### PROMPT
Can you retype the items character for character, from the first line through the line that contains "- column-title: Raw", including that line?

****

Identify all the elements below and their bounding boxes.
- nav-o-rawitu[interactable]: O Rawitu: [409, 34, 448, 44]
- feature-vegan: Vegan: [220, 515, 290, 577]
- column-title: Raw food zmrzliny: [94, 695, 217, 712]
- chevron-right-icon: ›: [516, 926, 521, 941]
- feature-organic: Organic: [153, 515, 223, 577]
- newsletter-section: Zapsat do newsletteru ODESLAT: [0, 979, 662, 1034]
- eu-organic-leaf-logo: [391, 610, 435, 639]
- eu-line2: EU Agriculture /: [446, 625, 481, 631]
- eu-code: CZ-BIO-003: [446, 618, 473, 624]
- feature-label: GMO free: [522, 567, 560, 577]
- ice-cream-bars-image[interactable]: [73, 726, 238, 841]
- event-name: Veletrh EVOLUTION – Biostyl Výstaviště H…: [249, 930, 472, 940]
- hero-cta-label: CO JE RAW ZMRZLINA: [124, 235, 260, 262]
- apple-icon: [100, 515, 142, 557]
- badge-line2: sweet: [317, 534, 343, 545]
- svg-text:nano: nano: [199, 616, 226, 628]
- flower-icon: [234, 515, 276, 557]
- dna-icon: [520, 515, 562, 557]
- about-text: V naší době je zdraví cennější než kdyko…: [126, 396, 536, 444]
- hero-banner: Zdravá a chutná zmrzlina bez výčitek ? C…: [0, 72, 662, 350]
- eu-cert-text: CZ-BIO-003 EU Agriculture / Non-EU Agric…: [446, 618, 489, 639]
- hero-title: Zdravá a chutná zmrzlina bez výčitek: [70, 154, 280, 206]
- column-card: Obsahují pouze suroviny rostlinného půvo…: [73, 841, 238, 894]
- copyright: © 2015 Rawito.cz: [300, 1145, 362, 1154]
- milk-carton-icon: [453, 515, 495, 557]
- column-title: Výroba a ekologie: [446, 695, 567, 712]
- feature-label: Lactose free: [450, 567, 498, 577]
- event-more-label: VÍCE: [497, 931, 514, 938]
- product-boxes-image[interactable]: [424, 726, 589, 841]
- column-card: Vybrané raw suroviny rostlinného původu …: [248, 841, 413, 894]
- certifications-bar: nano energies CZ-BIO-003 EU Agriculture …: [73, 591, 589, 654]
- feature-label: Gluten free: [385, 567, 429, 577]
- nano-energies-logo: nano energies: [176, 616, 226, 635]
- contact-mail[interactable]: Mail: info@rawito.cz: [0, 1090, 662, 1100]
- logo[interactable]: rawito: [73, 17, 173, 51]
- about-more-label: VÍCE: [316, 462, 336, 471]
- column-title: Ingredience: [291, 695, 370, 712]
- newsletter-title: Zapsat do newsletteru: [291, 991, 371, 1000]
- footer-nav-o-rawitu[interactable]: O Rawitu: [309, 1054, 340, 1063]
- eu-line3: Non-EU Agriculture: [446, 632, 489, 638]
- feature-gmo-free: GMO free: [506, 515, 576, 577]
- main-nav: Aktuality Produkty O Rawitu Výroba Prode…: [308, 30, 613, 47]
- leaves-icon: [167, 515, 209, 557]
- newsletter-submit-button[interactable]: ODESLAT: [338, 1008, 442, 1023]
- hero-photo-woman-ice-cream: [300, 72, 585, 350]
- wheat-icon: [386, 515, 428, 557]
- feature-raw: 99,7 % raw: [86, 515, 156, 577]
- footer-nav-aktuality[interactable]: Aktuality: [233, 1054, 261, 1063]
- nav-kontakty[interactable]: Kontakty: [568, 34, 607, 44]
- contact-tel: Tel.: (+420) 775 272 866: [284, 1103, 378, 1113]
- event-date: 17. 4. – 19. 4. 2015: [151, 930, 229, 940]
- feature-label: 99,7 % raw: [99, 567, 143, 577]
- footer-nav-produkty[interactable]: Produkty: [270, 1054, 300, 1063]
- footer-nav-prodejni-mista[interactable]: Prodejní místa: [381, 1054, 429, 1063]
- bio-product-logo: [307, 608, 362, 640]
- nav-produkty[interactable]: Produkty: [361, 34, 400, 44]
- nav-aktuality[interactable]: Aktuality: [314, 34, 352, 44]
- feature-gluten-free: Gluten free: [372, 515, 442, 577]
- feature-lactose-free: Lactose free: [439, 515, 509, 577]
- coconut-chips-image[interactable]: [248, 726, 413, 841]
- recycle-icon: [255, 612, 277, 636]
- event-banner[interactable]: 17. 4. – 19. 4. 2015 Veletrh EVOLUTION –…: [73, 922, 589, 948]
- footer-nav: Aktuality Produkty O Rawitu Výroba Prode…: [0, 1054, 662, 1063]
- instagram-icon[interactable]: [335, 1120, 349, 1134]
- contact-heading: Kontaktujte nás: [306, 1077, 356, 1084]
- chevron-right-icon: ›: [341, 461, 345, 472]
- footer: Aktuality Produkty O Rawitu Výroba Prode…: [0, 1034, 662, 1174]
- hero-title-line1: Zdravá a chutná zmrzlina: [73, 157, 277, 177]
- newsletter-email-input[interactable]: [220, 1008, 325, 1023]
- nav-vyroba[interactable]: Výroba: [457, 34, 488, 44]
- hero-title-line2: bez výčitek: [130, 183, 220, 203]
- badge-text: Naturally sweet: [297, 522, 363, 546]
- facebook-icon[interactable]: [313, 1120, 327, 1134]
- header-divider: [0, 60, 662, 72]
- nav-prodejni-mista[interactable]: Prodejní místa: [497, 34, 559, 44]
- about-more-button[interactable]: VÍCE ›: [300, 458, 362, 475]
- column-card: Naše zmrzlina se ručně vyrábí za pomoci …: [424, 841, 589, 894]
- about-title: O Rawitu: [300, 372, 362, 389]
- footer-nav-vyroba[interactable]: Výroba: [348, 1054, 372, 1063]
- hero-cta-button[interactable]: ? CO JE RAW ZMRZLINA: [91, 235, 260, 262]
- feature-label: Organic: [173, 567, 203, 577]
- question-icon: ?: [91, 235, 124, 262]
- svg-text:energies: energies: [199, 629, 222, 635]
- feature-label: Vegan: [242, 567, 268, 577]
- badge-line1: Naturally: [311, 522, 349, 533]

****

### TASK ANSWER
Identify all the elements below and their bounding boxes.
- nav-o-rawitu[interactable]: O Rawitu: [409, 34, 448, 44]
- feature-vegan: Vegan: [220, 515, 290, 577]
- column-title: Raw food zmrzliny: [94, 695, 217, 712]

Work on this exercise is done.